• [WORK INSTRUCTIONS]
1. According to the school curriculum text, what age range is the Read Write Inc. Phonics scheme intended for?
2. Summarize the school curriculum text in two sentences.
3. Print the stretch of the school curriculum text from "It provides a" through "readings of storybooks.".

• [EXTRACT TO READ]
'''
We use the Read, Write Inc. Phonics scheme across the school.
It provides a systematic and consistent approach to the teaching of reading and writing - sparking a lifelong love of reading.
Children become successful readers by:
- reading the right book at the right time,
- enjoying storytime everyday,
- repeated readings of storybooks.
Read, Write Inc. Phonics enables our children to build connections to free up space in their brains to learn new things. This mindless decoding of new words frees up space for comprehension.
Read Write Inc. Phonics teaches children to read accurately and fluently with good comprehension. They learn to form each letter, spell correctly, and compose their ideas step-by-step. It is for 4 to 8 year olds, where children from Reception to Year 2 are placed in homogenous reading ability sets and participate in phonics lessons daily.
Click this link to go to our Maths Mastery Curriculum page where you will find detailed information about how Maths is taught at Elm C of E.
Albert Einstein, 'Pure mathematics is, in its way, the poetry of logical ideas.'
Mathematics is a creative and highly interconnected discipline that has been developed over centuries, providing the solution to some of history's most intriguing problems. It is essential to everyday life, critical to science, technology and engineering, and necessary for financial literacy and most forms of employment. A high-quality mathematics education therefore provides a foundation for understanding the world, the ability to reason mathematically, an appreciation of the beauty and power of mathematics, and a sense of enjoyment and curiosity about the subject.
'''
• [DATA EXTRACT]
'''
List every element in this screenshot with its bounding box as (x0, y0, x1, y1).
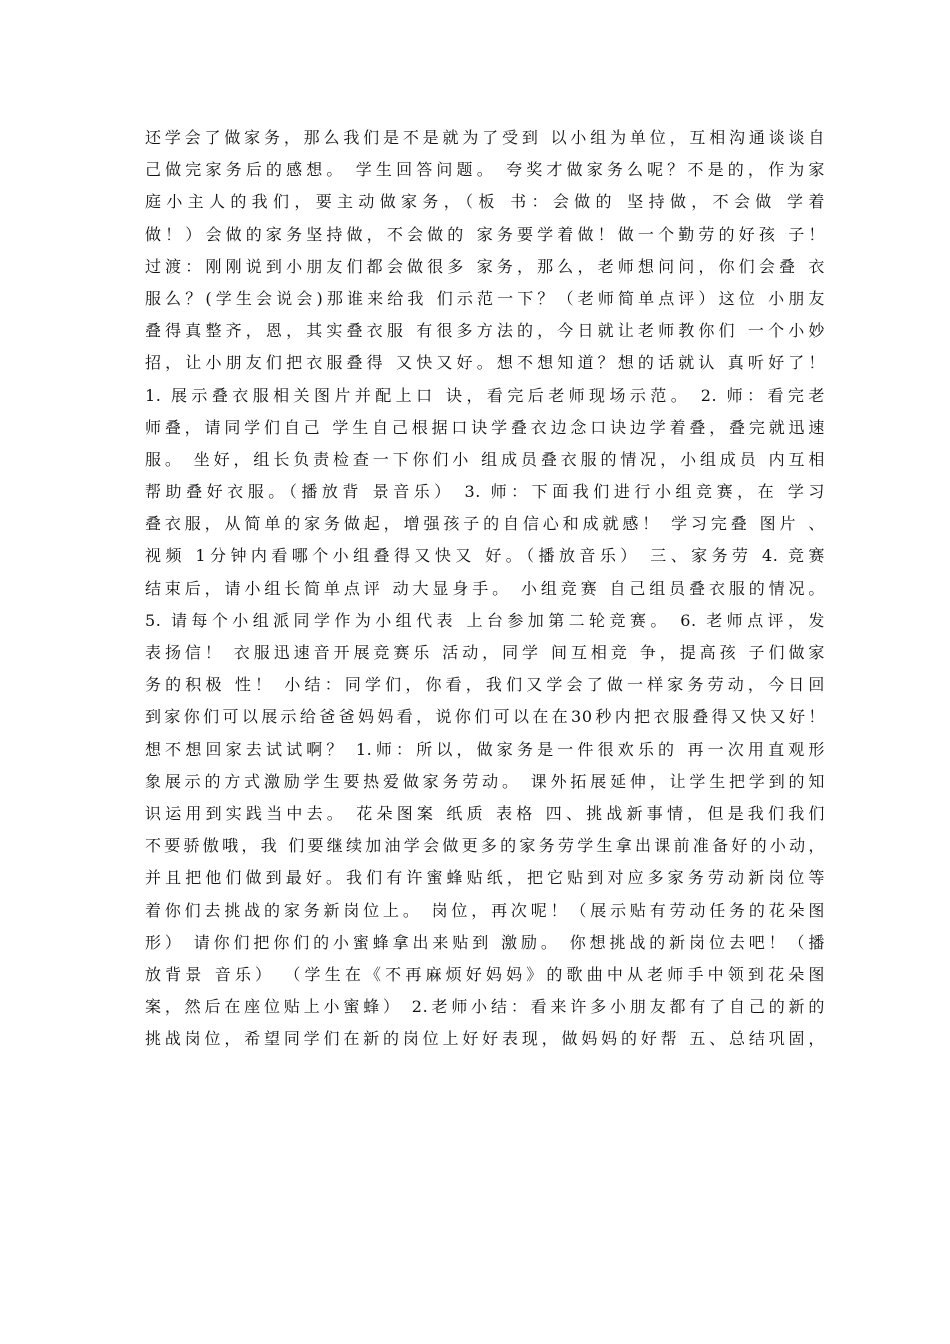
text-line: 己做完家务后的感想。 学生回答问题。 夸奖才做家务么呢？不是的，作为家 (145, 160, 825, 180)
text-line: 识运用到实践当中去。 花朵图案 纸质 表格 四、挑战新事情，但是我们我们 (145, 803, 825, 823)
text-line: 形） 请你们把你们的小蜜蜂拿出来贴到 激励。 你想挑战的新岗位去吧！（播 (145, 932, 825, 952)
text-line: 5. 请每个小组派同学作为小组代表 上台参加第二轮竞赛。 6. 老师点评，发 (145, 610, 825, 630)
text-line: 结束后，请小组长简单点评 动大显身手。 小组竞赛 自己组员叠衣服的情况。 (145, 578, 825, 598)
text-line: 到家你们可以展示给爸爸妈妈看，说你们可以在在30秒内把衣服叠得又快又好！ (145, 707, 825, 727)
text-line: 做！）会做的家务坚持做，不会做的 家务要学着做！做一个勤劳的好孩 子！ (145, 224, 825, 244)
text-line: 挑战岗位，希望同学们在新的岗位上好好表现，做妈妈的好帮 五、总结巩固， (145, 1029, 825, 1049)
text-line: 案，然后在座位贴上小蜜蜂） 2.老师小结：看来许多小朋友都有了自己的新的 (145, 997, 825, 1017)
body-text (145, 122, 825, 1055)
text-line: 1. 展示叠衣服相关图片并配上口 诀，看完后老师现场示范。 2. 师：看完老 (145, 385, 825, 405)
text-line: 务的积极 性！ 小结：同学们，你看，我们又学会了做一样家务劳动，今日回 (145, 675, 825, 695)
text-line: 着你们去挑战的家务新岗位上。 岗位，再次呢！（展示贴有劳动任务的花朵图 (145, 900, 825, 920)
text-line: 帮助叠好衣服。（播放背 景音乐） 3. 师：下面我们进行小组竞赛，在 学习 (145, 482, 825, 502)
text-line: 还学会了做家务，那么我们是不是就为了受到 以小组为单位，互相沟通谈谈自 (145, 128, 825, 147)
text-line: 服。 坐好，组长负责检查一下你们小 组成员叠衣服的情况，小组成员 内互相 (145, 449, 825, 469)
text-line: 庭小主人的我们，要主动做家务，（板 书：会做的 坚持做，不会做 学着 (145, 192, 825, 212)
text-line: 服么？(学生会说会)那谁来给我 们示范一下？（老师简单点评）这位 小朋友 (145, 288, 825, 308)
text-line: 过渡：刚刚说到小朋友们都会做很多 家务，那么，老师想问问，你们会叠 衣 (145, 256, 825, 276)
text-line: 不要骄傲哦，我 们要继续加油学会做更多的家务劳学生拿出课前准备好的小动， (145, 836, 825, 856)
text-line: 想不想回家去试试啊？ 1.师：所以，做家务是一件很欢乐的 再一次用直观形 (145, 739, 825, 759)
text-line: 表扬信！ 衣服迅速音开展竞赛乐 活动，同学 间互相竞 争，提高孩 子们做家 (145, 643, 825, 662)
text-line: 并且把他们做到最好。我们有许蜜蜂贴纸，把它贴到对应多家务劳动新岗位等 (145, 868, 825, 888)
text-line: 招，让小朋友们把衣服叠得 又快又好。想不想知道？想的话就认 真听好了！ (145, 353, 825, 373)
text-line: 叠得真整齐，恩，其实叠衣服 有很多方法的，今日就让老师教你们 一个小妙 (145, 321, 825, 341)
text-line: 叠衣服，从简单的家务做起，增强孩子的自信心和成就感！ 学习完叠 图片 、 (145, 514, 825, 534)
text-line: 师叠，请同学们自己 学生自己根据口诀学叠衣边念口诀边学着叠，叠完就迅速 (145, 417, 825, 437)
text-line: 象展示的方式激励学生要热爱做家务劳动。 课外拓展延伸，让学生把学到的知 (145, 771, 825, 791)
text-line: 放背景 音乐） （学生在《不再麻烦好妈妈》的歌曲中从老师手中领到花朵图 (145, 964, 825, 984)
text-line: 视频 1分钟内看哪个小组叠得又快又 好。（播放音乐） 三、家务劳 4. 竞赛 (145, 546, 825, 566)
'''
'''
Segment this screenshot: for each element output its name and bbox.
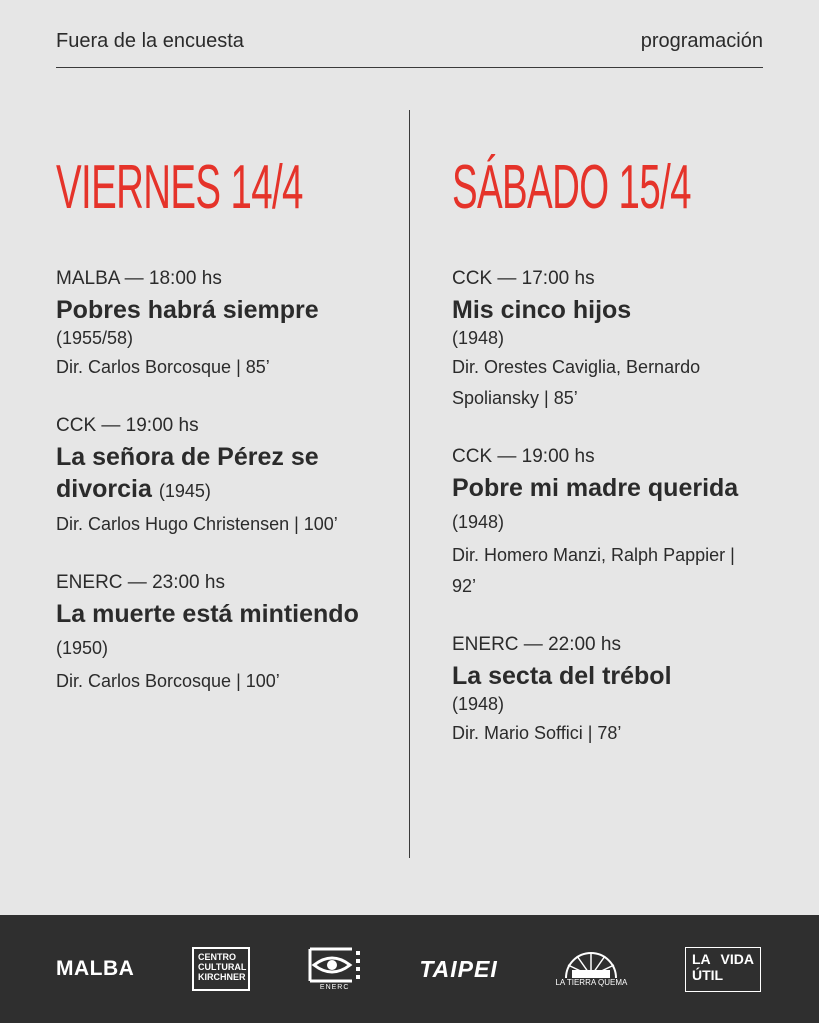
'''
'''
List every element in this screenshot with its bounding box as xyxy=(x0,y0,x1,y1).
'''
• [TASK RESULTS]
1. It is for 4 to 8 year olds.

2. The school uses the Read, Write Inc. Phonics scheme, a systematic approach that teaches children aged 4 to 8 to read accurately and fluently with good comprehension, with Reception to Year 2 pupils placed in reading ability sets for daily phonics lessons. The text also presents mathematics as a creative, interconnected discipline that is essential to everyday life, science, technology, engineering, financial literacy and most forms of employment.

3.
It provides a systematic and consistent approach to the teaching of reading and writing - sparking a lifelong love of reading.
Children become successful readers by:
- reading the right book at the right time,
- enjoying storytime everyday,
- repeated readings of storybooks.